* **EXERCISE OBJECTIVE**: Copy out the entries exactly, from the first line to the last.

* **EXTRACTED INFORMATION**:
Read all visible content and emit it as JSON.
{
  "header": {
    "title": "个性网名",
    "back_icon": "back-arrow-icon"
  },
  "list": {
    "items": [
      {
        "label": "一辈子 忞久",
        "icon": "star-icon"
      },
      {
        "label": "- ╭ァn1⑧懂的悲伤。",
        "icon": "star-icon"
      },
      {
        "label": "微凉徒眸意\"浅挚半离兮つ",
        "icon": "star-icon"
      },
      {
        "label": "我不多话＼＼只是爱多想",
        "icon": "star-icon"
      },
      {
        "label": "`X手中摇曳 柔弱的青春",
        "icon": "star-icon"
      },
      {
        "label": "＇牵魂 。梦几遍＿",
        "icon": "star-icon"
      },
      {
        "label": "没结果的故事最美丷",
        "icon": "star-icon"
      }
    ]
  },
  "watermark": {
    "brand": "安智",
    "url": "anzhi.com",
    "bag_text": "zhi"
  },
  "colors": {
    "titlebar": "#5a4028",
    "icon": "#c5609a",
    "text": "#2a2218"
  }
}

* **WRITTEN ANSWER**:
Read all visible content and emit it as JSON.
{
  "header": {
    "title": "个性网名",
    "back_icon": "back-arrow-icon"
  },
  "list": {
    "items": [
      {
        "label": "一辈子 忞久",
        "icon": "star-icon"
      },
      {
        "label": "- ╭ァn1⑧懂的悲伤。",
        "icon": "star-icon"
      },
      {
        "label": "微凉徒眸意\"浅挚半离兮つ",
        "icon": "star-icon"
      },
      {
        "label": "我不多话＼＼只是爱多想",
        "icon": "star-icon"
      },
      {
        "label": "`X手中摇曳 柔弱的青春",
        "icon": "star-icon"
      },
      {
        "label": "＇牵魂 。梦几遍＿",
        "icon": "star-icon"
      },
      {
        "label": "没结果的故事最美丷",
        "icon": "star-icon"
      }
    ]
  },
  "watermark": {
    "brand": "安智",
    "url": "anzhi.com",
    "bag_text": "zhi"
  },
  "colors": {
    "titlebar": "#5a4028",
    "icon": "#c5609a",
    "text": "#2a2218"
  }
}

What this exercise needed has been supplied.